— YOUR GOAL —
Copy each line that contains the word "Снеговая".
──────── RAW RECORDS ────────
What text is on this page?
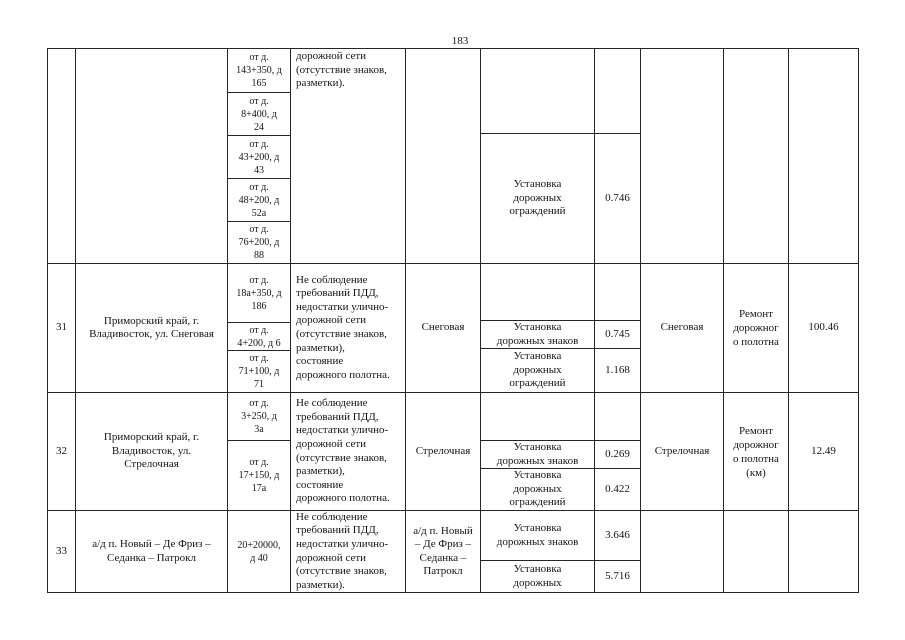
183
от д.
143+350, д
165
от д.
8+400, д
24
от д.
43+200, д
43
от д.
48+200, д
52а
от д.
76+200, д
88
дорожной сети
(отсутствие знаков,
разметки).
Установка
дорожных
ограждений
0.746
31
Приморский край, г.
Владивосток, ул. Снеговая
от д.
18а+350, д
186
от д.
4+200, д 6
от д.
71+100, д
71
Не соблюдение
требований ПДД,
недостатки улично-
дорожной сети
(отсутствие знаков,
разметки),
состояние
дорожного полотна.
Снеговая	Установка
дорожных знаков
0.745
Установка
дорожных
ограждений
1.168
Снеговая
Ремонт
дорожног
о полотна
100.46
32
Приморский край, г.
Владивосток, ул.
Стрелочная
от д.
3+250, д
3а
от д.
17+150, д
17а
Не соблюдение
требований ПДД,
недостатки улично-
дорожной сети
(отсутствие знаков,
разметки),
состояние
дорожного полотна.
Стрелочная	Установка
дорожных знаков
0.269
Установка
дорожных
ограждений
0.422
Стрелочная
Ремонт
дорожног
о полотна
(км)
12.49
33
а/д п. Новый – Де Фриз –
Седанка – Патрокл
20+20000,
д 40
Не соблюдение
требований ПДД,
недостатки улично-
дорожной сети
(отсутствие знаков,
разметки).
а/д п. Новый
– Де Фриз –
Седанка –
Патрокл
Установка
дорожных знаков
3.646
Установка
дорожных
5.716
────────
──────── RAW RECORDS ────────
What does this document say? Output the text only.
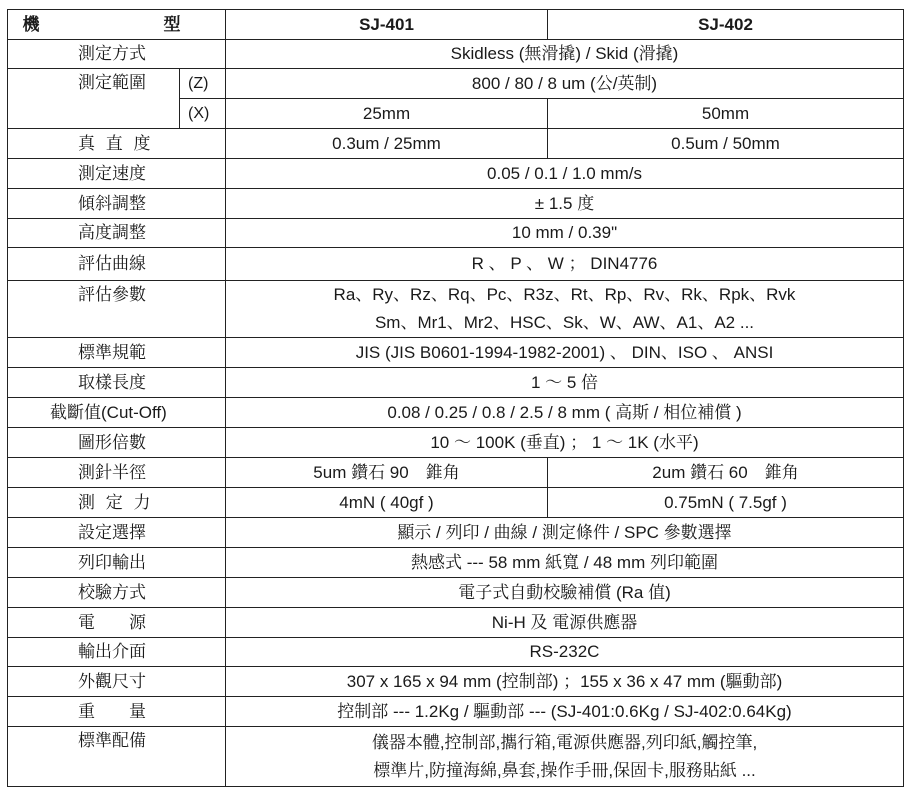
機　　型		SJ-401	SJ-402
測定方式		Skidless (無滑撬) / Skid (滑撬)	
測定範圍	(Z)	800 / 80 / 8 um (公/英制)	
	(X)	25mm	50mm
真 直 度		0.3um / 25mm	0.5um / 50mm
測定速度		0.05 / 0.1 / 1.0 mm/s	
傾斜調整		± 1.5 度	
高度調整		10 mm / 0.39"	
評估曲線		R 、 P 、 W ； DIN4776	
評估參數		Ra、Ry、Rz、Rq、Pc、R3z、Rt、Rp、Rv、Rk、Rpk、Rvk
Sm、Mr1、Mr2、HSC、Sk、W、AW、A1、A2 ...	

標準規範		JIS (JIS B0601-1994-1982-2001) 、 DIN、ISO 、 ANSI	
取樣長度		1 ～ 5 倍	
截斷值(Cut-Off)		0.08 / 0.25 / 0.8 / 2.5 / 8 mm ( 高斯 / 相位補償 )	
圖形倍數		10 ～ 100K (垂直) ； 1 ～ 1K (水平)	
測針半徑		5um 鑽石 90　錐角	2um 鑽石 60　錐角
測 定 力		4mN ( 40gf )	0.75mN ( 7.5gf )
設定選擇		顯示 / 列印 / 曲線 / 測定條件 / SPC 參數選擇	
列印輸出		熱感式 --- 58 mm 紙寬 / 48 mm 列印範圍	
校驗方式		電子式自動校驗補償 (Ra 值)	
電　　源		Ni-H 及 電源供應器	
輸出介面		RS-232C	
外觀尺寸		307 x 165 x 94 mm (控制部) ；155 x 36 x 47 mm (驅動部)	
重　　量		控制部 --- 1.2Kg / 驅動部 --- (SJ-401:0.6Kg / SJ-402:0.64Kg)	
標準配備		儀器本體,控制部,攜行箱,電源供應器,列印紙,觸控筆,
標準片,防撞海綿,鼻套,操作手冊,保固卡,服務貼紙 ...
────────
— EXPECTED OUTPUT —
Владивосток, ул. Снеговая
Снеговая	Установка
Снеговая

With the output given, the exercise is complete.